» **INPUT DATA**
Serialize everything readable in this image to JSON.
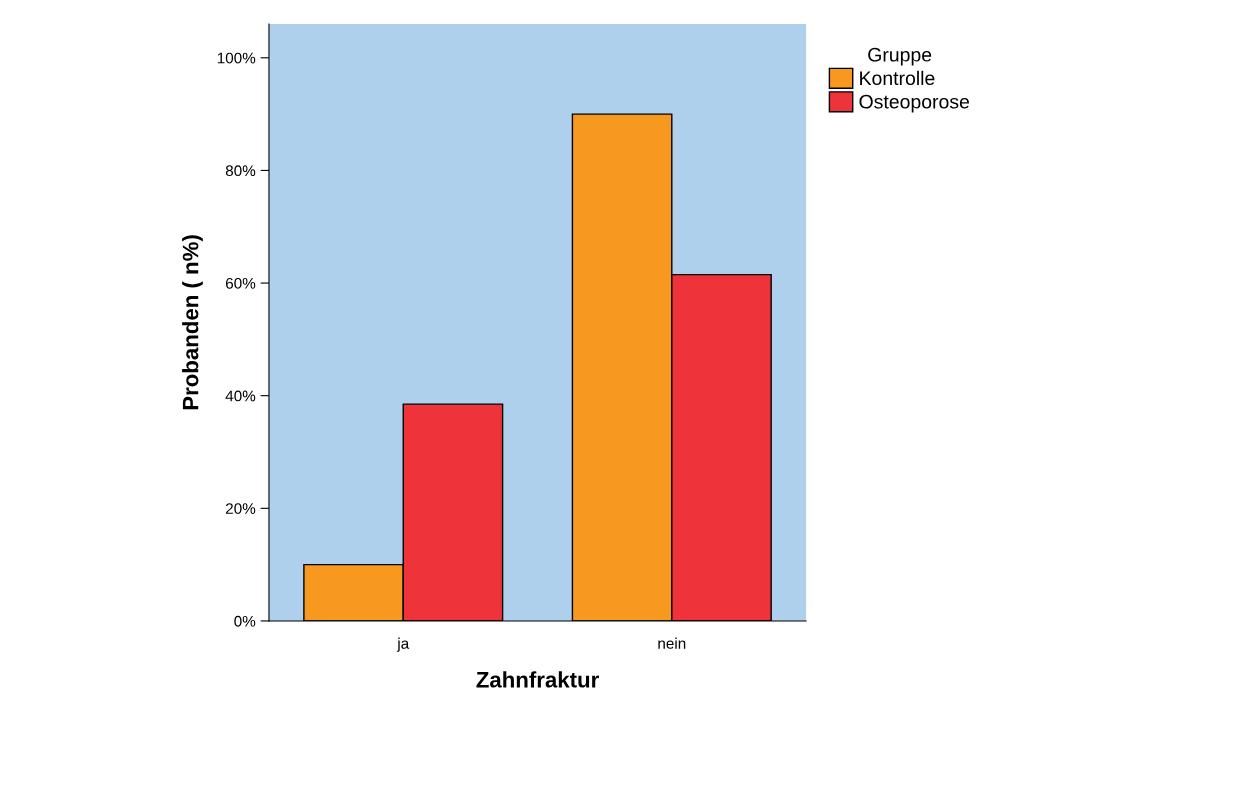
{
  "chart_data": {
    "type": "bar",
    "xlabel": "Zahnfraktur",
    "ylabel": "Probanden ( n%)",
    "legend_title": "Gruppe",
    "categories": [
      "ja",
      "nein"
    ],
    "series": [
      {
        "name": "Kontrolle",
        "color": "#f7991f",
        "values": [
          10,
          90
        ]
      },
      {
        "name": "Osteoporose",
        "color": "#ef333a",
        "values": [
          38.5,
          61.5
        ]
      }
    ],
    "ylim": [
      0,
      106
    ],
    "yticks": [
      {
        "value": 0,
        "label": "0%"
      },
      {
        "value": 20,
        "label": "20%"
      },
      {
        "value": 40,
        "label": "40%"
      },
      {
        "value": 60,
        "label": "60%"
      },
      {
        "value": 80,
        "label": "80%"
      },
      {
        "value": 100,
        "label": "100%"
      }
    ],
    "grid": false,
    "legend": "top right"
  }
}
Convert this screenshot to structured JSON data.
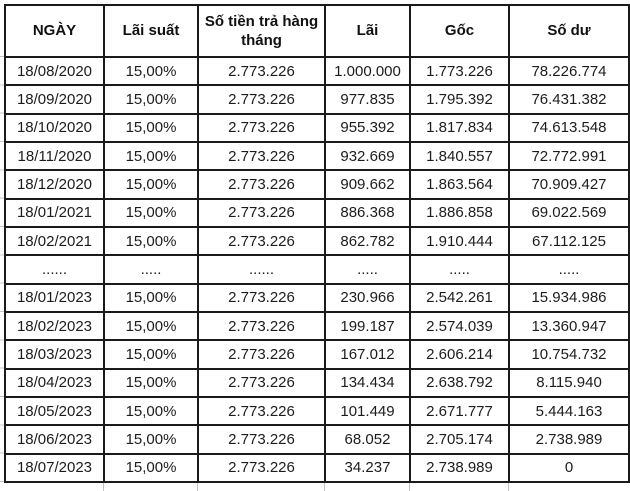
{
  "colors": {
    "background": "#ffffff",
    "table_border": "#1a1a1a",
    "header_text": "#111111",
    "cell_text": "#1c1c1c",
    "excel_gridline": "#c4c4c4"
  },
  "table": {
    "columns": [
      "NGÀY",
      "Lãi suất",
      "Số tiền trả hàng tháng",
      "Lãi",
      "Gốc",
      "Số dư"
    ],
    "rows": [
      [
        "18/08/2020",
        "15,00%",
        "2.773.226",
        "1.000.000",
        "1.773.226",
        "78.226.774"
      ],
      [
        "18/09/2020",
        "15,00%",
        "2.773.226",
        "977.835",
        "1.795.392",
        "76.431.382"
      ],
      [
        "18/10/2020",
        "15,00%",
        "2.773.226",
        "955.392",
        "1.817.834",
        "74.613.548"
      ],
      [
        "18/11/2020",
        "15,00%",
        "2.773.226",
        "932.669",
        "1.840.557",
        "72.772.991"
      ],
      [
        "18/12/2020",
        "15,00%",
        "2.773.226",
        "909.662",
        "1.863.564",
        "70.909.427"
      ],
      [
        "18/01/2021",
        "15,00%",
        "2.773.226",
        "886.368",
        "1.886.858",
        "69.022.569"
      ],
      [
        "18/02/2021",
        "15,00%",
        "2.773.226",
        "862.782",
        "1.910.444",
        "67.112.125"
      ],
      [
        "......",
        ".....",
        "......",
        ".....",
        ".....",
        "....."
      ],
      [
        "18/01/2023",
        "15,00%",
        "2.773.226",
        "230.966",
        "2.542.261",
        "15.934.986"
      ],
      [
        "18/02/2023",
        "15,00%",
        "2.773.226",
        "199.187",
        "2.574.039",
        "13.360.947"
      ],
      [
        "18/03/2023",
        "15,00%",
        "2.773.226",
        "167.012",
        "2.606.214",
        "10.754.732"
      ],
      [
        "18/04/2023",
        "15,00%",
        "2.773.226",
        "134.434",
        "2.638.792",
        "8.115.940"
      ],
      [
        "18/05/2023",
        "15,00%",
        "2.773.226",
        "101.449",
        "2.671.777",
        "5.444.163"
      ],
      [
        "18/06/2023",
        "15,00%",
        "2.773.226",
        "68.052",
        "2.705.174",
        "2.738.989"
      ],
      [
        "18/07/2023",
        "15,00%",
        "2.773.226",
        "34.237",
        "2.738.989",
        "0"
      ]
    ]
  }
}
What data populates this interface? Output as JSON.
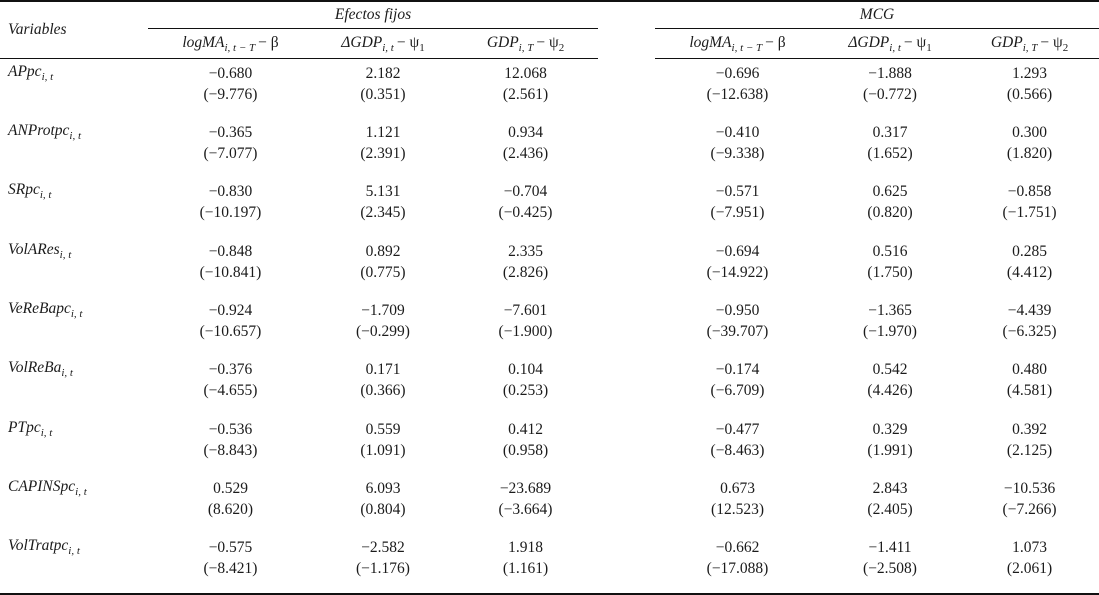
{
  "table": {
    "variables_header": "Variables",
    "groups": [
      {
        "label": "Efectos fijos"
      },
      {
        "label": "MCG"
      }
    ],
    "columns": [
      {
        "base": "logMA",
        "sub": "i, t − T",
        "rest": "− β",
        "rest_sub": ""
      },
      {
        "base": "ΔGDP",
        "sub": "i, t",
        "rest": "− ψ",
        "rest_sub": "1"
      },
      {
        "base": "GDP",
        "sub": "i, T",
        "rest": "− ψ",
        "rest_sub": "2"
      }
    ],
    "rows": [
      {
        "name": {
          "base": "APpc",
          "sub": "i, t"
        },
        "ef": [
          {
            "v": "−0.680",
            "t": "(−9.776)"
          },
          {
            "v": "2.182",
            "t": "(0.351)"
          },
          {
            "v": "12.068",
            "t": "(2.561)"
          }
        ],
        "mcg": [
          {
            "v": "−0.696",
            "t": "(−12.638)"
          },
          {
            "v": "−1.888",
            "t": "(−0.772)"
          },
          {
            "v": "1.293",
            "t": "(0.566)"
          }
        ]
      },
      {
        "name": {
          "base": "ANProtpc",
          "sub": "i, t"
        },
        "ef": [
          {
            "v": "−0.365",
            "t": "(−7.077)"
          },
          {
            "v": "1.121",
            "t": "(2.391)"
          },
          {
            "v": "0.934",
            "t": "(2.436)"
          }
        ],
        "mcg": [
          {
            "v": "−0.410",
            "t": "(−9.338)"
          },
          {
            "v": "0.317",
            "t": "(1.652)"
          },
          {
            "v": "0.300",
            "t": "(1.820)"
          }
        ]
      },
      {
        "name": {
          "base": "SRpc",
          "sub": "i, t"
        },
        "ef": [
          {
            "v": "−0.830",
            "t": "(−10.197)"
          },
          {
            "v": "5.131",
            "t": "(2.345)"
          },
          {
            "v": "−0.704",
            "t": "(−0.425)"
          }
        ],
        "mcg": [
          {
            "v": "−0.571",
            "t": "(−7.951)"
          },
          {
            "v": "0.625",
            "t": "(0.820)"
          },
          {
            "v": "−0.858",
            "t": "(−1.751)"
          }
        ]
      },
      {
        "name": {
          "base": "VolARes",
          "sub": "i, t"
        },
        "ef": [
          {
            "v": "−0.848",
            "t": "(−10.841)"
          },
          {
            "v": "0.892",
            "t": "(0.775)"
          },
          {
            "v": "2.335",
            "t": "(2.826)"
          }
        ],
        "mcg": [
          {
            "v": "−0.694",
            "t": "(−14.922)"
          },
          {
            "v": "0.516",
            "t": "(1.750)"
          },
          {
            "v": "0.285",
            "t": "(4.412)"
          }
        ]
      },
      {
        "name": {
          "base": "VeReBapc",
          "sub": "i, t"
        },
        "ef": [
          {
            "v": "−0.924",
            "t": "(−10.657)"
          },
          {
            "v": "−1.709",
            "t": "(−0.299)"
          },
          {
            "v": "−7.601",
            "t": "(−1.900)"
          }
        ],
        "mcg": [
          {
            "v": "−0.950",
            "t": "(−39.707)"
          },
          {
            "v": "−1.365",
            "t": "(−1.970)"
          },
          {
            "v": "−4.439",
            "t": "(−6.325)"
          }
        ]
      },
      {
        "name": {
          "base": "VolReBa",
          "sub": "i, t"
        },
        "ef": [
          {
            "v": "−0.376",
            "t": "(−4.655)"
          },
          {
            "v": "0.171",
            "t": "(0.366)"
          },
          {
            "v": "0.104",
            "t": "(0.253)"
          }
        ],
        "mcg": [
          {
            "v": "−0.174",
            "t": "(−6.709)"
          },
          {
            "v": "0.542",
            "t": "(4.426)"
          },
          {
            "v": "0.480",
            "t": "(4.581)"
          }
        ]
      },
      {
        "name": {
          "base": "PTpc",
          "sub": "i, t"
        },
        "ef": [
          {
            "v": "−0.536",
            "t": "(−8.843)"
          },
          {
            "v": "0.559",
            "t": "(1.091)"
          },
          {
            "v": "0.412",
            "t": "(0.958)"
          }
        ],
        "mcg": [
          {
            "v": "−0.477",
            "t": "(−8.463)"
          },
          {
            "v": "0.329",
            "t": "(1.991)"
          },
          {
            "v": "0.392",
            "t": "(2.125)"
          }
        ]
      },
      {
        "name": {
          "base": "CAPINSpc",
          "sub": "i, t"
        },
        "ef": [
          {
            "v": "0.529",
            "t": "(8.620)"
          },
          {
            "v": "6.093",
            "t": "(0.804)"
          },
          {
            "v": "−23.689",
            "t": "(−3.664)"
          }
        ],
        "mcg": [
          {
            "v": "0.673",
            "t": "(12.523)"
          },
          {
            "v": "2.843",
            "t": "(2.405)"
          },
          {
            "v": "−10.536",
            "t": "(−7.266)"
          }
        ]
      },
      {
        "name": {
          "base": "VolTratpc",
          "sub": "i, t"
        },
        "ef": [
          {
            "v": "−0.575",
            "t": "(−8.421)"
          },
          {
            "v": "−2.582",
            "t": "(−1.176)"
          },
          {
            "v": "1.918",
            "t": "(1.161)"
          }
        ],
        "mcg": [
          {
            "v": "−0.662",
            "t": "(−17.088)"
          },
          {
            "v": "−1.411",
            "t": "(−2.508)"
          },
          {
            "v": "1.073",
            "t": "(2.061)"
          }
        ]
      }
    ]
  }
}
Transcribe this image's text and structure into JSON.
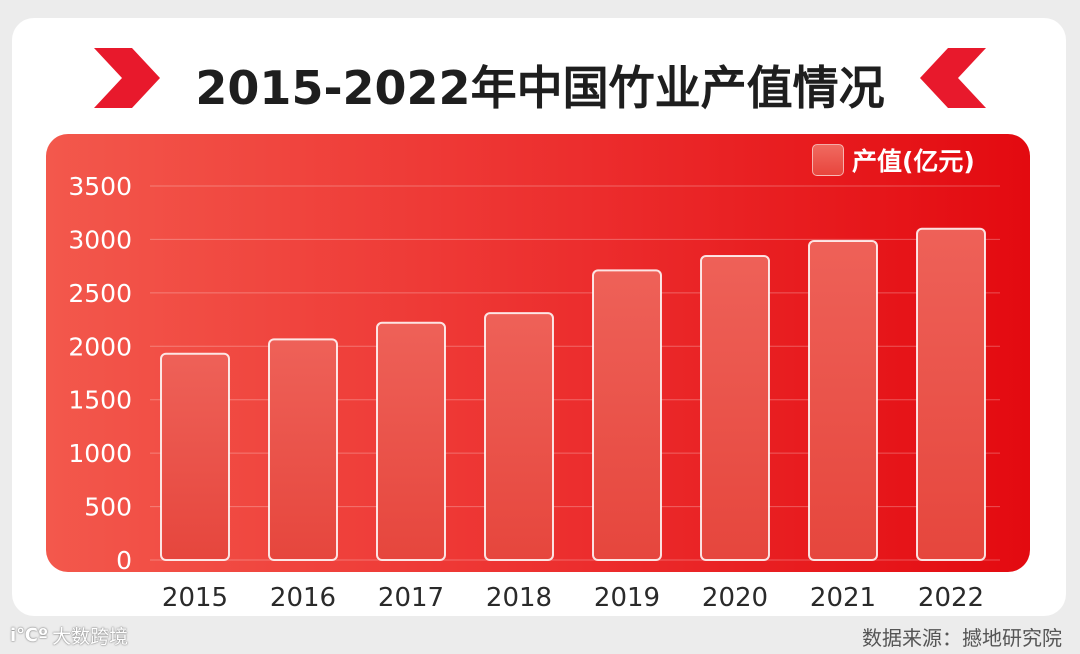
{
  "footer": {
    "brand_mark": "i℃º",
    "brand_name": "大数跨境",
    "source": "数据来源：撼地研究院"
  },
  "colors": {
    "title_deco": "#e8192c",
    "panel_start": "#f3584c",
    "panel_end": "#e30a10",
    "bar_fill": "#e9493f",
    "bar_stroke": "#ffffff"
  },
  "chart_data": {
    "type": "bar",
    "title": "2015-2022年中国竹业产值情况",
    "categories": [
      "2015",
      "2016",
      "2017",
      "2018",
      "2019",
      "2020",
      "2021",
      "2022"
    ],
    "series": [
      {
        "name": "产值(亿元)",
        "values": [
          1930,
          2065,
          2220,
          2310,
          2710,
          2845,
          2985,
          3100
        ]
      }
    ],
    "xlabel": "",
    "ylabel": "",
    "ylim": [
      0,
      3500
    ],
    "yticks": [
      0,
      500,
      1000,
      1500,
      2000,
      2500,
      3000,
      3500
    ],
    "grid": true,
    "legend_position": "top-right"
  }
}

» **AIM**
Extract precisely the lines beginning at the line containing "Transcribe this image's" and ending at the last line of the entries above, exactly as written and with no pictures.

» **RESPONSE**
Transcribe this image's text and structure into JSON.
{
  "footer": {
    "brand_mark": "i℃º",
    "brand_name": "大数跨境",
    "source": "数据来源：撼地研究院"
  },
  "colors": {
    "title_deco": "#e8192c",
    "panel_start": "#f3584c",
    "panel_end": "#e30a10",
    "bar_fill": "#e9493f",
    "bar_stroke": "#ffffff"
  },
  "chart_data": {
    "type": "bar",
    "title": "2015-2022年中国竹业产值情况",
    "categories": [
      "2015",
      "2016",
      "2017",
      "2018",
      "2019",
      "2020",
      "2021",
      "2022"
    ],
    "series": [
      {
        "name": "产值(亿元)",
        "values": [
          1930,
          2065,
          2220,
          2310,
          2710,
          2845,
          2985,
          3100
        ]
      }
    ],
    "xlabel": "",
    "ylabel": "",
    "ylim": [
      0,
      3500
    ],
    "yticks": [
      0,
      500,
      1000,
      1500,
      2000,
      2500,
      3000,
      3500
    ],
    "grid": true,
    "legend_position": "top-right"
  }
}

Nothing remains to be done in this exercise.